DO THIS:
Which two participants of The Undateables married each other, according to the article below about the show?

READING PASSAGE:

-- BEGIN --

What we can all learn about dating from watching The Undateables

The Undateables is a joy, but it also puts paid to the tedious game-playing, point-scoring process of modern romance

The Undateables is a joy, but it also puts paid to the tedious game-playing, point-scoring process of modern romance

Shortly into Sam and Rosie's date on Monday night's episode of The Undateables, before their pizzas had arrived, Sam looked up at Rosie and laid his cards on the table. 'As far as I know, this is going very well', he said. 'I'm glad it's going well' Rosie smiled back at him. 'I'm really quite shy' she added, 'but now I've met you it's getting easier.'

Oh, the time (and money) so many of us could save if we shot from the hip like Sam and Rosie. Not sure how the date is going? Just bloody ask.

Now in its eighth season, Channel 4's The Undateables is a gem of a show, and one that roundly dismisses the patronising notion that disabled people aren't as obsessed with finding love as the rest of us. And unlike Love Island - where the average relationship lasts less time than a Tesco lasagne - several of the matches made by the programme's brilliant blind dating agency have lasted long after the cameras have gone. There's even been an Undateables wedding, between 24-year-old Brent Zilwood and 27-year-old Challis Orme. When Brent, who has Tourettes, was first introduced to Challis, he called her a 'shithead.'

I had reservations about the show when it first launched. I have an older brother with Down's Syndrome and worried Channel 4's tendency to play the controversialist could make a circus of its subjects. But despite the slightly mean-spirited title, The Undateables has proved to be one of the most life-affirming dating shows on television. It's also the perfect antidote to the game-playing, hoop-jumping and point scoring process of modern love. The uncontrived openness of the show's participants should be a lesson to anyone who's wasted hours tapping every WhatsApp message and social post of the person they're dating for clues.

-- END --

DATA BLOCK:
-- BEGIN --

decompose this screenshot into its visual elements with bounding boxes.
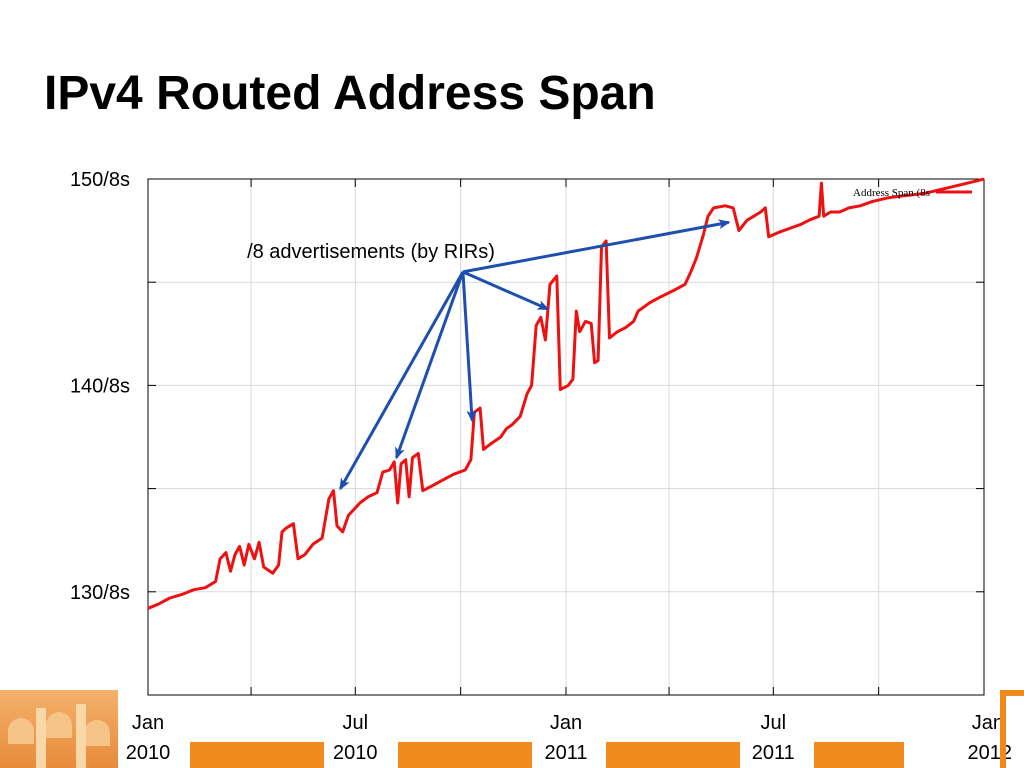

-- END --

COMPLETE OUTPUT:
Brent Zilwood and Challis Orme